Use this code. ScrollView setContentSize should be called async in main thread.
Swift:
override func viewDidLayoutSubviews() {
super.viewDidLayoutSubviews()
DispatchQueue.main.async {
var contentRect = CGRect.zero
for view in self.scrollView.subviews {
contentRect = contentRect.union(view.frame)
}
self.scrollView.contentSize = contentRect.size
}
}
Objective C:
- (void)viewDidLayoutSubviews {
[super viewDidLayoutSubviews];
dispatch_async(dispatch_get_main_queue(), ^ {
CGRect contentRect = CGRectZero;
for(UIView *view in scrollView.subviews)
contentRect = CGRectUnion(contentRect,view.frame);
scrollView.contentSize = contentRect.size;
});
}
At every moment the scroll view should know its content size. The content size is inferred from the scrollview's subviews. It is very handy to map controller properties to the constraints in the xib file describing heights of the subviews. Then in the code (an animation block) you can just change constants of these constraint properties. If you need to change the entire constraint, keep a reference to it, so that you can update it later in the parent container.

→ Task set:
1. Rewrite the paragraph beginning "At every moment the scroll view" from the scroll view content size explanation as a short bulleted list that keeps its main facts.
2. Write what comes next in the scroll view content size explanation, starting after its final sentence.

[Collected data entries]
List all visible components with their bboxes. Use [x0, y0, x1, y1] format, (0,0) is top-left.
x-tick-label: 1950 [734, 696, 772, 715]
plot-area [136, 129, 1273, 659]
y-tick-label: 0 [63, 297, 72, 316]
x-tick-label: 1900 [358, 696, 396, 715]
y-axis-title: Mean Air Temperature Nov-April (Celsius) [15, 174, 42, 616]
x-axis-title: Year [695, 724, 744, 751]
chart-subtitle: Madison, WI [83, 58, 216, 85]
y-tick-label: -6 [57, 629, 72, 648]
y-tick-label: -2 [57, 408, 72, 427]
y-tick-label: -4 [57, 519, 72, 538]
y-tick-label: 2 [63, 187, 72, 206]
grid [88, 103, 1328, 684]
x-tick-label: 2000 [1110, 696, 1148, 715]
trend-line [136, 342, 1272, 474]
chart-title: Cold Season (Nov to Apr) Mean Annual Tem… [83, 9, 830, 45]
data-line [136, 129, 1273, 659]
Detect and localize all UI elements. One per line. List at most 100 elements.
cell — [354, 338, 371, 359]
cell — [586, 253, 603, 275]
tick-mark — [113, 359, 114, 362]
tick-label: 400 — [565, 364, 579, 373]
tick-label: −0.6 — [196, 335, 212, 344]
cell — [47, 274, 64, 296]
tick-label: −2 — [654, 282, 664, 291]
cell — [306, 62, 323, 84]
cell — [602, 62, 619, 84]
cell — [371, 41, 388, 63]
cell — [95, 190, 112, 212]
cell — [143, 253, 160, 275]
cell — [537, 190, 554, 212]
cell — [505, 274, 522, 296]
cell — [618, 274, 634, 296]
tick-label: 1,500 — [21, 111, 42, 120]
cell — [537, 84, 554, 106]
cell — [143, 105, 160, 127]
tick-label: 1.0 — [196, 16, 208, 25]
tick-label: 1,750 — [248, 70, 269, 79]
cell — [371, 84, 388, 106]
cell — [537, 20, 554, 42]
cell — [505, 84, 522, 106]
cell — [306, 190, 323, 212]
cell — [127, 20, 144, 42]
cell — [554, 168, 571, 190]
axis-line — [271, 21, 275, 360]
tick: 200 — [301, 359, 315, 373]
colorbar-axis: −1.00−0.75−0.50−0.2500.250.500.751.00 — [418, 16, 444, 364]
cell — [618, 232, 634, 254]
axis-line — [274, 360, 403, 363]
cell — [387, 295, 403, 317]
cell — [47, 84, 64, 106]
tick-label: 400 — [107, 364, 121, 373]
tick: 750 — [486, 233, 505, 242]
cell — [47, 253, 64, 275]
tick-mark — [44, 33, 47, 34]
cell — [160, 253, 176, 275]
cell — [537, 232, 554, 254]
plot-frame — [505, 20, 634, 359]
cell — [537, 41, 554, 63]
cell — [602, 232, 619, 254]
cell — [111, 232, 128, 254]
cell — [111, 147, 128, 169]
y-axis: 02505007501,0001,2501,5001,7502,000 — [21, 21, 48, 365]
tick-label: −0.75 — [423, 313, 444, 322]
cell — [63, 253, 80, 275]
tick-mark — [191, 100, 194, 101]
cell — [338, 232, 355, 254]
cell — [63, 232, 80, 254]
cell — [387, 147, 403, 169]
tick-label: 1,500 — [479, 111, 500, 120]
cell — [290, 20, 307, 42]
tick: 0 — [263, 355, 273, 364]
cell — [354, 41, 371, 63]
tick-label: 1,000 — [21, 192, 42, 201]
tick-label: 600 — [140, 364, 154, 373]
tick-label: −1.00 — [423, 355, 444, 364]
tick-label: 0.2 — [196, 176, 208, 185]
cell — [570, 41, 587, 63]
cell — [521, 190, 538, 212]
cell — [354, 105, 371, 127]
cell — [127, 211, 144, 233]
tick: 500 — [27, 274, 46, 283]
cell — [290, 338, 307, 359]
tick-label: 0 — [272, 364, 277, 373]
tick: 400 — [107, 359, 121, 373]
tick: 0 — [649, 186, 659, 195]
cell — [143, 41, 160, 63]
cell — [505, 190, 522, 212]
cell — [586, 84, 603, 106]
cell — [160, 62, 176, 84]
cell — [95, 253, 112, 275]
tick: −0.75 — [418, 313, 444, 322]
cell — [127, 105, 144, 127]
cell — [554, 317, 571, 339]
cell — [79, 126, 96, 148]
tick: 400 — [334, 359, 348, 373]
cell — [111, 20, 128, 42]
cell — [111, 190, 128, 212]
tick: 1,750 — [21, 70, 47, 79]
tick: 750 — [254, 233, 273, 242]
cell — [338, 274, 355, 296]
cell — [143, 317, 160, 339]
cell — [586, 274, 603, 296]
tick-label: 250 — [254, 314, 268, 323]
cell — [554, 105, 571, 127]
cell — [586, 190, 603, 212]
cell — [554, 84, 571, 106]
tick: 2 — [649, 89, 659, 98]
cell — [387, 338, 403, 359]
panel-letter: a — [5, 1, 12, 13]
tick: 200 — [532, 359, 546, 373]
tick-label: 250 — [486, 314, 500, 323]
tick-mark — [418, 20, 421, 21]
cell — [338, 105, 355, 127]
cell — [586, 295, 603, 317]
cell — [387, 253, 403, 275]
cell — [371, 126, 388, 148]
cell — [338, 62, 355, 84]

→ Results of the exercise:
1.
- The scroll view must always know its content size, which is inferred from its subviews.
- Map controller properties to the xib constraints that set the subviews' heights.
- In code, such as an animation block, change those constraint properties' constants.
- To change an entire constraint, keep a reference to it so you can update it later in the parent container.

2.
My variant for scroll view with !Dynamic! height:
1) Add scroll view to your UIView. Pin all (top, bottom, lead, trail) constraints.
2) Add UIView to Scroll View. Pin all (top, bottom, lead, trail) constraints. It will be your Content view. You can also rename it.
3) Control drag from Content view to Scroll view - Equal width
4) Add content to your UIView. Set needed constraints. And! At the lower item add bottom constraint NOT Greater or equal (>=)(Like most people talks) BUT Equal! Set it to 20 for example.
In my situation I have UIImageView in content. I have connected it's height to code. And if I change it to like 1000, scroll is visible. And all works.
Works like a charm for me. Any questions - welcome to comments.